### BRIEF
Collect all lines containing the word "Ufficio" from the data.
#### RECORDS FOR THIS TASK ####
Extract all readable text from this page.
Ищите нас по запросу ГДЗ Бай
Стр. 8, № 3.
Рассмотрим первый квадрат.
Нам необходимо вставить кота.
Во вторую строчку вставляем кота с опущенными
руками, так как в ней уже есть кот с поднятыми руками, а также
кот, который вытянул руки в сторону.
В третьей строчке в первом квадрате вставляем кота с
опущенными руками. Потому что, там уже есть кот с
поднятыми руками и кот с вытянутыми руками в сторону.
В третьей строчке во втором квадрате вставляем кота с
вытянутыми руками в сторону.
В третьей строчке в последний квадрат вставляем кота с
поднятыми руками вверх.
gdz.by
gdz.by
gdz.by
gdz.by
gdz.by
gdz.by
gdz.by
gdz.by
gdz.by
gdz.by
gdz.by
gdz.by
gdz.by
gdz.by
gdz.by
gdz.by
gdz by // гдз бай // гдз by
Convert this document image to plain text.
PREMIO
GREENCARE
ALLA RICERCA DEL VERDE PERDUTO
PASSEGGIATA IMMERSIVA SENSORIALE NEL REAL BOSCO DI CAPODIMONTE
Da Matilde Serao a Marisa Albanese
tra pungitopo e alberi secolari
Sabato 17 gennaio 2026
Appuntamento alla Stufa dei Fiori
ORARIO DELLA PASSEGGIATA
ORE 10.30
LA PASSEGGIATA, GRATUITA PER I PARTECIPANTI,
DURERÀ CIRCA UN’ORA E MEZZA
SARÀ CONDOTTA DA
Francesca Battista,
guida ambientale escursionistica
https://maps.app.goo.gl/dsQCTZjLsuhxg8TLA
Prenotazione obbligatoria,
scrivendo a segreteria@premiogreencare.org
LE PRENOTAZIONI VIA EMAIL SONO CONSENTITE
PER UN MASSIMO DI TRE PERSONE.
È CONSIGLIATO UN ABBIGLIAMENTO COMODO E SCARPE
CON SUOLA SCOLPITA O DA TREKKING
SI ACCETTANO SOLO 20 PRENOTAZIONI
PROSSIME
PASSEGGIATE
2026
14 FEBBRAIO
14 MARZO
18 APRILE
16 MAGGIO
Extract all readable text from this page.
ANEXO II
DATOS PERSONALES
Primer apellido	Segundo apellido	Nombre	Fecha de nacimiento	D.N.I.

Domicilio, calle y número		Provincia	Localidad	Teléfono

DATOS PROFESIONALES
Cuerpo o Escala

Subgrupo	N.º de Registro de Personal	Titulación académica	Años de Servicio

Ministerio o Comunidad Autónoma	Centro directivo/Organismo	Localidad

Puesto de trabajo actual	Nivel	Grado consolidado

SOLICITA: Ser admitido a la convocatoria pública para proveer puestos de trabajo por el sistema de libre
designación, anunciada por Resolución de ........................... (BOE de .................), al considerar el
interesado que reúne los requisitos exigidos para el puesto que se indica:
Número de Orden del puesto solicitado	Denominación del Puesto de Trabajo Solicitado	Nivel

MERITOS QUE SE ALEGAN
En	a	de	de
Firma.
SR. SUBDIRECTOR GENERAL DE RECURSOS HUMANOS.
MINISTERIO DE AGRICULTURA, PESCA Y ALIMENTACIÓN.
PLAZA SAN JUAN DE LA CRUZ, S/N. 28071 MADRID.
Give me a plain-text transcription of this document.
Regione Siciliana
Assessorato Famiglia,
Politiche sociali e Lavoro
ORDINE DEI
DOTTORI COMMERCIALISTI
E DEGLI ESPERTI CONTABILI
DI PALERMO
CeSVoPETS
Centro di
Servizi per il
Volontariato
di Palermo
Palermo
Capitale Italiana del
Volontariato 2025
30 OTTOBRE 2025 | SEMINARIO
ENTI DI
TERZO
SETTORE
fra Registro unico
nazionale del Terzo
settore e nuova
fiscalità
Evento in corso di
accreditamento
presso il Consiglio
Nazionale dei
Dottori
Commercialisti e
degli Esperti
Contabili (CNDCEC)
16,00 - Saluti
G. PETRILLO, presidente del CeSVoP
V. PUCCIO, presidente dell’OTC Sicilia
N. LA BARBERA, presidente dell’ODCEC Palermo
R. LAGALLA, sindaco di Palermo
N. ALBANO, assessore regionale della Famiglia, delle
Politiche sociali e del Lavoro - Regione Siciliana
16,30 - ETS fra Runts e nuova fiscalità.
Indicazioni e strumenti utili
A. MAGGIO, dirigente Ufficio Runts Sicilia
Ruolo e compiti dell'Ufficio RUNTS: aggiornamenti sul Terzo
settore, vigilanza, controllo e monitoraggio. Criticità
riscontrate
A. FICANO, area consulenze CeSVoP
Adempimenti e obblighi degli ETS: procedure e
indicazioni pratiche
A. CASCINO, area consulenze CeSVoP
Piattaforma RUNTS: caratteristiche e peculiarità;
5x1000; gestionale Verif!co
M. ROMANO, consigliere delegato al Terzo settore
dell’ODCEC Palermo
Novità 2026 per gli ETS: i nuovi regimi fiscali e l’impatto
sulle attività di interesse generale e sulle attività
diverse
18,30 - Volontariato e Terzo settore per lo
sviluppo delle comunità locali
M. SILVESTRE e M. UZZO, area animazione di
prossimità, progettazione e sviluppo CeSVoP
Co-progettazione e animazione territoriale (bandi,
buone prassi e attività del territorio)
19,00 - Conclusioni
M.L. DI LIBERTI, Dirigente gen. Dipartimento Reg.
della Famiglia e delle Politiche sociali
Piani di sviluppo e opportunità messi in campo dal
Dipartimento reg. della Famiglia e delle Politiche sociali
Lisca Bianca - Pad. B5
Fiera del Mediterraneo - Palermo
####
### FINAL RESULT
A. MAGGIO, dirigente Ufficio Runts Sicilia
Ruolo e compiti dell'Ufficio RUNTS: aggiornamenti sul Terzo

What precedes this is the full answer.